Exercise objective: Exactly reproduce all the records, keeping pictures out of the copy.

Data to process:

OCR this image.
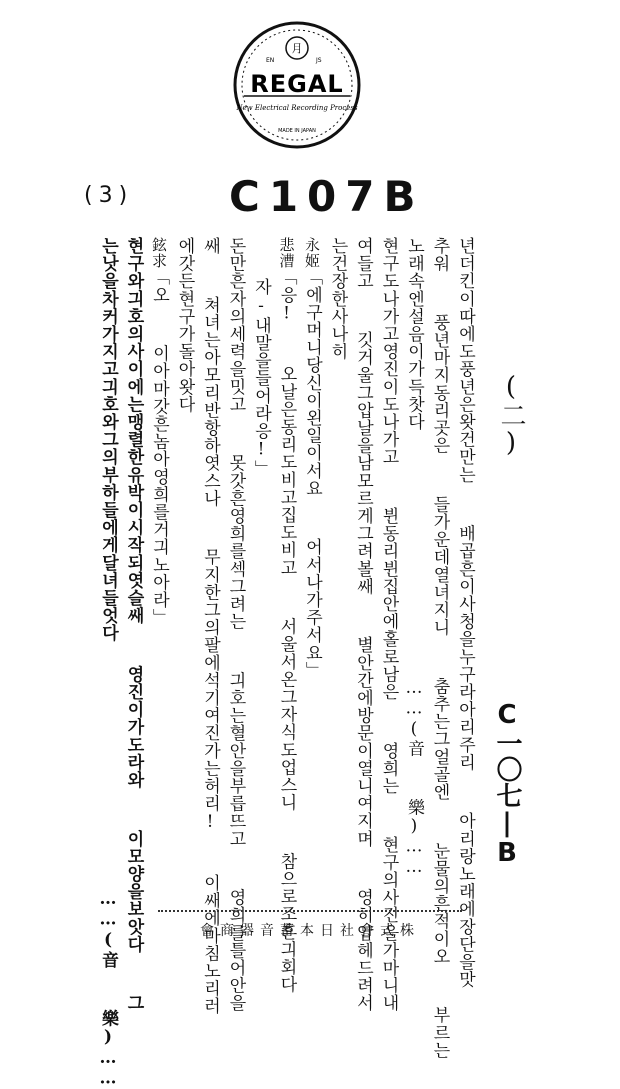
月
EN	JS
REGAL
New Electrical Recording Process
MADE IN JAPAN
(3) C107B
(二)
C一〇七|B
년더킨이따에도풍년은왓건만는  배곱흔이사청을누구라아리주리  아리랑노래에장단을맛
추워  풍년마지동리곳은  들가운데열녀지니  춤추는그얼골엔  눈물의흔적이오  부르는
노래속엔설음이가득찻다            ……(音  樂)……
현구도나가고영진이도나가고  뷘동리뷘집안에홀로남은  영희는  현구의사진을가마니내
여들고  깃거울그압날을남모르게그려볼쌔  별안간에방문이열니여지며  영히압헤드려서
는건장한사나히
永姬「에구머니당신이왼일이서요  어서나가주서요」
悲漕「응!  오날은동리도비고집도비고  서울서온그자식도업스니  참으로조흔긔회다
자-내말을들어라응!」
돈만흔자의세력을밋고  못갓흔영희를섹그려는  긔호는혈안을부릅뜨고  영희를틀어안을
쌔  쳐녀는아모리반항하엿스나  무지한그의팔에석기여진가는허리!  이쌔에마침노리러
에갓든현구가돌아왓다
鉉求「오  이아마갓흔놈아영희를거긔노아라」
현구와긔호의사이에는맹렬한유박이시작되엿슬쌔  영진이가도라와  이모양을보앗다  그
는낫을차커가지고긔호와그의부하들에게달녀들엇다            ……(音  樂)……	會商器音蓄本日社會式株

Solution to the exercise:
OCR this image.
月
EN	JS
REGAL
New Electrical Recording Process
MADE IN JAPAN
(3) C107B
(二)
C一〇七|B
년더킨이따에도풍년은왓건만는  배곱흔이사청을누구라아리주리  아리랑노래에장단을맛
추워  풍년마지동리곳은  들가운데열녀지니  춤추는그얼골엔  눈물의흔적이오  부르는
노래속엔설음이가득찻다            ……(音  樂)……
현구도나가고영진이도나가고  뷘동리뷘집안에홀로남은  영희는  현구의사진을가마니내
여들고  깃거울그압날을남모르게그려볼쌔  별안간에방문이열니여지며  영히압헤드려서
는건장한사나히
永姬「에구머니당신이왼일이서요  어서나가주서요」
悲漕「응!  오날은동리도비고집도비고  서울서온그자식도업스니  참으로조흔긔회다
자-내말을들어라응!」
돈만흔자의세력을밋고  못갓흔영희를섹그려는  긔호는혈안을부릅뜨고  영희를틀어안을
쌔  쳐녀는아모리반항하엿스나  무지한그의팔에석기여진가는허리!  이쌔에마침노리러
에갓든현구가돌아왓다
鉉求「오  이아마갓흔놈아영희를거긔노아라」
현구와긔호의사이에는맹렬한유박이시작되엿슬쌔  영진이가도라와  이모양을보앗다  그
는낫을차커가지고긔호와그의부하들에게달녀들엇다            ……(音  樂)……	會商器音蓄本日社會式株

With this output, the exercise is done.